* [Source extract]:
= = = = =
Iran: Double tax treaty between Iran and Hungary enters into force

International Tax Review is part of Legal Benchmarking Limited, 4 Bouverie Street, London, EC4Y 8AX

Copyright © Legal Benchmarking Limited and its affiliated companies 2025

Accessibility | Terms of Use | Privacy Policy | Modern Slavery Statement

Iran: Double tax treaty between Iran and Hungary enters into force

AdobeStock_79753785_Iranmap

The first agreement on the avoidance of double taxation and prevention of fiscal evasion between Hungary and Iran entered into force on January 1 2017. Iran has concluded more than 40 tax treaties, but very few of them provide for zero withholding tax rates on rental income and consulting fees. Thus, this specific tax treaty can be a good platform for multinationals looking to invest into Iran.

najm.jpg

Ali Najm

The agreement is applicable to any individual and company liable to tax under the laws of Iran or Hungary.

If any company is resident in both contracting states, it shall be taxed only in the state where the effective management is located.

The key provisions of this agreement are discussed below.
= = = = =
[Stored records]
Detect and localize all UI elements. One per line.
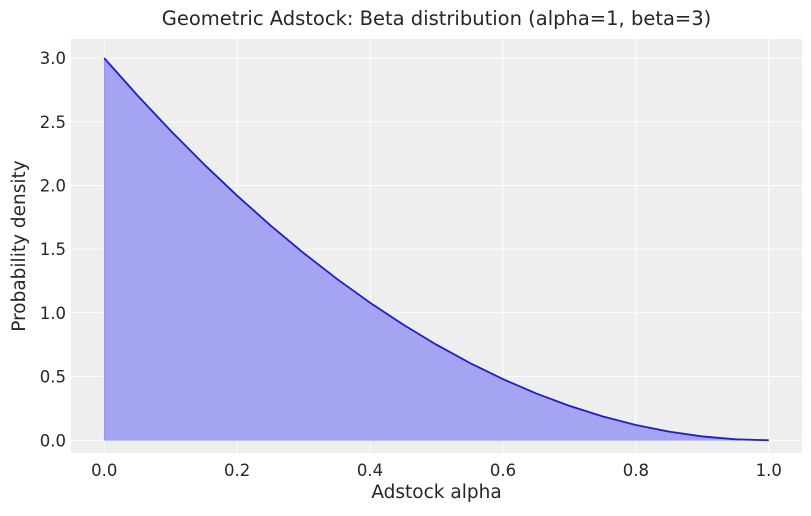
y-tick-label: 3.0	[40, 49, 66, 68]
x-axis-label: Adstock alpha	[371, 482, 501, 503]
y-tick-label: 1.0	[40, 304, 66, 323]
x-tick-label: 0.8	[623, 461, 649, 480]
y-tick-label: 0.5	[40, 368, 66, 387]
chart-title: Geometric Adstock: Beta distribution (al…	[162, 7, 712, 30]
y-axis-label: Probability density	[9, 160, 30, 332]
y-tick-label: 0.0	[40, 431, 66, 450]
x-tick-label: 0.0	[91, 461, 117, 480]
x-tick-label: 0.4	[357, 461, 383, 480]
x-tick-label: 0.6	[490, 461, 516, 480]
y-tick-label: 2.5	[40, 113, 66, 132]
x-tick-label: 1.0	[756, 461, 782, 480]
y-tick-label: 2.0	[40, 176, 66, 195]
x-tick-label: 0.2	[224, 461, 250, 480]
y-tick-label: 1.5	[40, 240, 66, 259]
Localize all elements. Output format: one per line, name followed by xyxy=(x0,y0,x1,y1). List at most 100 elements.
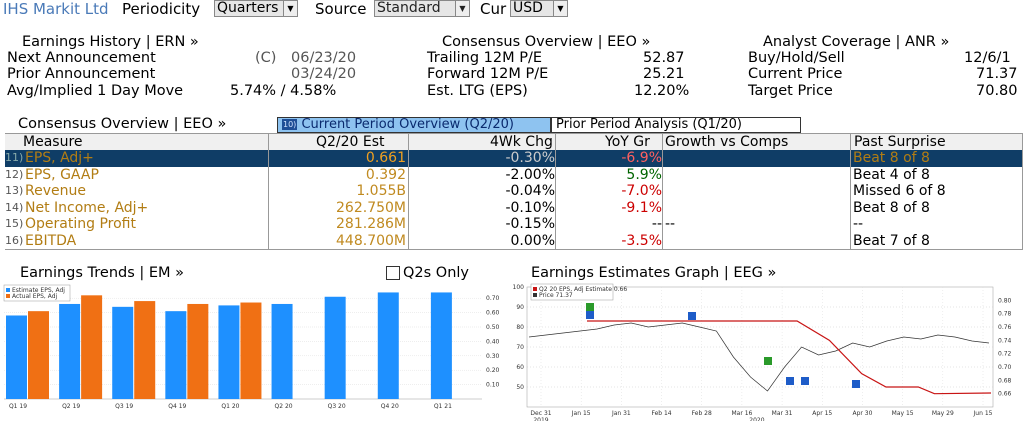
table-row[interactable]: 15) Operating Profit 281.286M -0.15% -- … xyxy=(5,216,1023,233)
legend-swatch-price xyxy=(533,293,537,297)
avg-move-value: 5.74% / 4.58% xyxy=(230,83,337,99)
estimate-cell: 1.055B xyxy=(356,183,406,199)
column-divider xyxy=(555,133,556,249)
estimates-graph-link[interactable]: Earnings Estimates Graph | EEG » xyxy=(531,265,777,281)
event-marker-icon[interactable] xyxy=(586,303,594,311)
x-tick-label: Q2 20 xyxy=(275,403,293,410)
estimate-cell: 448.700M xyxy=(336,232,406,249)
table-row[interactable]: 11) EPS, Adj+ 0.661 -0.30% -6.9% Beat 8 … xyxy=(5,150,1023,167)
earnings-trends-link[interactable]: Earnings Trends | EM » xyxy=(20,265,185,281)
x-tick-label: Feb 14 xyxy=(651,410,671,417)
buy-hold-sell-label: Buy/Hold/Sell xyxy=(748,50,845,66)
yoy-cell: 5.9% xyxy=(626,166,662,183)
col-yoy[interactable]: YoY Gr xyxy=(605,134,650,150)
col-estimate[interactable]: Q2/20 Est xyxy=(316,134,385,150)
event-marker-icon[interactable] xyxy=(764,357,772,365)
chg-cell: 0.00% xyxy=(510,232,555,249)
estimate-bar xyxy=(112,306,134,399)
earnings-history-link[interactable]: Earnings History | ERN » xyxy=(22,34,199,50)
chg-cell: -0.10% xyxy=(505,199,555,216)
right-tick-label: 0.70 xyxy=(998,364,1012,371)
q2s-only-checkbox[interactable] xyxy=(386,266,400,280)
tab-prior-period[interactable]: Prior Period Analysis (Q1/20) xyxy=(551,117,801,133)
x-tick-label: Mar 31 xyxy=(772,410,793,417)
left-tick-label: 70 xyxy=(516,344,524,351)
table-row[interactable]: 13) Revenue 1.055B -0.04% -7.0% Missed 6… xyxy=(5,183,1023,200)
measure-cell: EBITDA xyxy=(25,232,77,249)
left-tick-label: 80 xyxy=(516,324,524,331)
right-tick-label: 0.72 xyxy=(998,351,1012,358)
bar-chart-bars xyxy=(6,292,452,399)
x-tick-label: Q4 20 xyxy=(381,403,399,410)
estimate-cell: 0.661 xyxy=(365,150,406,166)
x-tick-label: Apr 30 xyxy=(852,410,872,417)
analyst-coverage-link[interactable]: Analyst Coverage | ANR » xyxy=(763,34,950,50)
actual-bar xyxy=(187,303,209,399)
surprise-cell: Beat 8 of 8 xyxy=(853,150,930,166)
row-number: 14) xyxy=(5,200,24,214)
source-dropdown[interactable]: Standard ▼ xyxy=(374,0,470,17)
event-marker-icon[interactable] xyxy=(786,377,794,385)
legend-box xyxy=(3,284,71,302)
currency-dropdown[interactable]: USD ▼ xyxy=(510,0,568,17)
target-price-label: Target Price xyxy=(748,83,833,99)
x-tick-label: Q1 21 xyxy=(434,403,452,410)
table-row[interactable]: 16) EBITDA 448.700M 0.00% -3.5% Beat 7 o… xyxy=(5,233,1023,250)
line-chart-legend: Q2 20 EPS, Adj Estimate 0.66 Price 71.37 xyxy=(530,283,627,301)
event-marker-icon[interactable] xyxy=(688,312,696,320)
table-row[interactable]: 12) EPS, GAAP 0.392 -2.00% 5.9% Beat 4 o… xyxy=(5,167,1023,184)
x-tick-label: Q1 20 xyxy=(221,403,239,410)
legend-swatch-estimate xyxy=(533,287,537,291)
measure-cell: Revenue xyxy=(25,183,86,199)
actual-bar xyxy=(134,301,156,399)
row-number: 12) xyxy=(5,167,24,181)
x-tick-label: Dec 31 xyxy=(530,410,551,417)
event-marker-icon[interactable] xyxy=(801,377,809,385)
left-tick-label: 50 xyxy=(516,384,524,391)
event-marker-icon[interactable] xyxy=(586,311,594,319)
event-marker-icon[interactable] xyxy=(852,380,860,388)
row-number: 13) xyxy=(5,184,24,197)
surprise-cell: Beat 7 of 8 xyxy=(853,232,930,249)
actual-bar xyxy=(28,311,49,399)
tab-current-period[interactable]: 10) Current Period Overview (Q2/20) xyxy=(277,117,551,133)
tab-current-number: 10) xyxy=(282,119,298,130)
column-divider xyxy=(662,133,663,249)
estimate-bar xyxy=(430,292,452,399)
ltg-value: 12.20% xyxy=(634,83,690,99)
estimate-cell: 281.286M xyxy=(336,216,406,232)
y-tick-label: 0.10 xyxy=(486,382,500,389)
x-tick-label: Jun 15 xyxy=(973,410,993,417)
yoy-cell: -- xyxy=(651,216,662,232)
line-chart-right-ticks: 0.66 0.68 0.70 0.72 0.74 0.76 0.78 0.80 xyxy=(998,297,1012,397)
yoy-cell: -6.9% xyxy=(621,150,662,166)
col-measure[interactable]: Measure xyxy=(23,134,83,150)
forward-pe-value: 25.21 xyxy=(643,66,685,82)
col-past-surprise[interactable]: Past Surprise xyxy=(854,134,946,150)
prior-announcement-label: Prior Announcement xyxy=(7,66,156,82)
consensus-overview-link[interactable]: Consensus Overview | EEO » xyxy=(442,34,651,50)
periodicity-dropdown[interactable]: Quarters ▼ xyxy=(214,0,298,17)
estimate-bar xyxy=(271,303,293,399)
estimate-bar xyxy=(6,315,27,399)
x-tick-label: Q3 20 xyxy=(328,403,346,410)
column-divider xyxy=(1022,133,1023,249)
col-4wk-chg[interactable]: 4Wk Chg xyxy=(490,134,553,150)
comps-cell: -- xyxy=(665,216,676,232)
chg-cell: -0.04% xyxy=(505,183,555,199)
table-row[interactable]: 14) Net Income, Adj+ 262.750M -0.10% -9.… xyxy=(5,200,1023,217)
x-tick-label: Q2 19 xyxy=(62,403,80,410)
x-tick-label: Mar 16 xyxy=(731,410,752,417)
consensus-table-title[interactable]: Consensus Overview | EEO » xyxy=(18,116,227,132)
estimate-cell: 262.750M xyxy=(336,199,406,216)
chg-cell: -0.30% xyxy=(505,150,555,166)
actual-bar xyxy=(240,302,262,399)
current-price-label: Current Price xyxy=(748,66,843,82)
measure-cell: EPS, Adj+ xyxy=(25,150,94,166)
col-growth-comps[interactable]: Growth vs Comps xyxy=(665,134,789,150)
estimate-bar xyxy=(324,296,346,399)
bar-chart-y-ticks: 0.10 0.20 0.30 0.40 0.50 0.60 0.70 xyxy=(486,295,500,388)
x-tick-label: Jan 15 xyxy=(571,410,591,417)
event-markers xyxy=(586,303,860,388)
surprise-cell: Missed 6 of 8 xyxy=(853,183,946,199)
= = = = =
* [Problem]: Update the passage of the Iran–Hungary tax treaty text that opens with the words containing "If any company" and closes with "are discussed below.", swapping "effective management" for "central management", and give that passage again. The stored items play no role in this.

* [The result]:
If any company is resident in both contracting states, it shall be taxed only in the state where the central management is located.

The key provisions of this agreement are discussed below.